(Data entries for graphics)
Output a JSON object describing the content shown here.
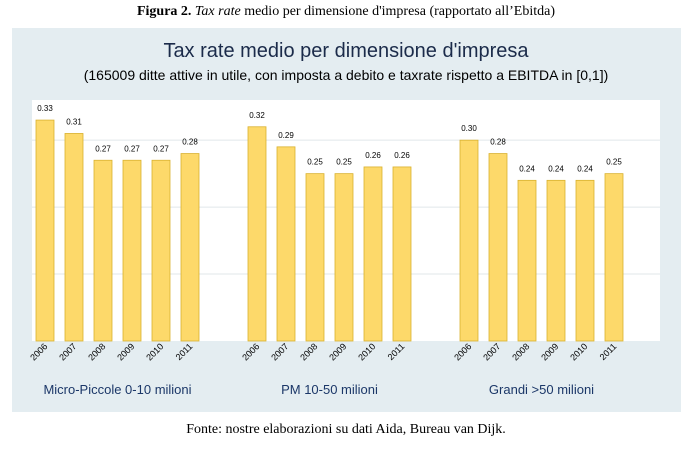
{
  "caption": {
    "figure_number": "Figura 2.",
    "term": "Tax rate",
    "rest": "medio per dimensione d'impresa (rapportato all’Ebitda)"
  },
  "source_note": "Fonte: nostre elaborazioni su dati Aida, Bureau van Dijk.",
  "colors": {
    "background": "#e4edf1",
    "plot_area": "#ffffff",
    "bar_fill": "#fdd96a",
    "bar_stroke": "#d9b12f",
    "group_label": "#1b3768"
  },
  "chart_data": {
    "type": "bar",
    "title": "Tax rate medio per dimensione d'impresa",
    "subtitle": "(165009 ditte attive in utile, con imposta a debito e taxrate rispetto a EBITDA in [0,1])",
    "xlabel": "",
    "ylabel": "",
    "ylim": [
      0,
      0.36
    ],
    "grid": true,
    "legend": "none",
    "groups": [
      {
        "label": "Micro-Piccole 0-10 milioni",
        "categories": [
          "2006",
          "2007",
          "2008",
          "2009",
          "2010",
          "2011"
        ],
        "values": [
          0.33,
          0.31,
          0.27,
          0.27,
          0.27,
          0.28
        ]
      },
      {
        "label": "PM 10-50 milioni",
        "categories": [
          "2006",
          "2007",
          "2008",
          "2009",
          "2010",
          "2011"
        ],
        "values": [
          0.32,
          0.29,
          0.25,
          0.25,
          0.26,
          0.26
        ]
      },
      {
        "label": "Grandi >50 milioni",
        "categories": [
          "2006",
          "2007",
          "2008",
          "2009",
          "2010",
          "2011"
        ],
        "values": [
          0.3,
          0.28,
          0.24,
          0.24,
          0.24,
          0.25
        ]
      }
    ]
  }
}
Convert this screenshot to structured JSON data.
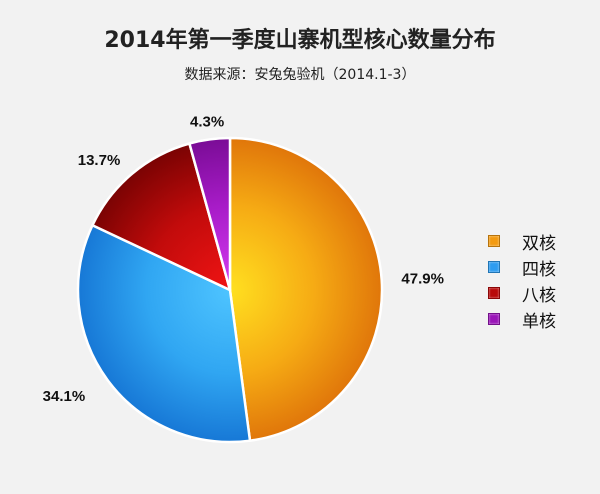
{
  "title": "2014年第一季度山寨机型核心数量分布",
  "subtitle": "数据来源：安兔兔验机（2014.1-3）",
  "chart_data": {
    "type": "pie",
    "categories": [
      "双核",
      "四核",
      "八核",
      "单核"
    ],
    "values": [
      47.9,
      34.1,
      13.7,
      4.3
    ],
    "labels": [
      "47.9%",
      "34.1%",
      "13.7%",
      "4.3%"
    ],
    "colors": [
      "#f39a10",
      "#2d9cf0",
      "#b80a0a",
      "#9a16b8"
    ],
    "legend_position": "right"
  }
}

#### Short problem
Quote, please, only the lines running from the one with "Convert this screenshot" down to the final line of the data above, keeping both ends and skipping the pictures.

#### The result
Convert this screenshot to structured JSON data.
{
  "title": "2014年第一季度山寨机型核心数量分布",
  "subtitle": "数据来源：安兔兔验机（2014.1-3）",
  "chart_data": {
    "type": "pie",
    "categories": [
      "双核",
      "四核",
      "八核",
      "单核"
    ],
    "values": [
      47.9,
      34.1,
      13.7,
      4.3
    ],
    "labels": [
      "47.9%",
      "34.1%",
      "13.7%",
      "4.3%"
    ],
    "colors": [
      "#f39a10",
      "#2d9cf0",
      "#b80a0a",
      "#9a16b8"
    ],
    "legend_position": "right"
  }
}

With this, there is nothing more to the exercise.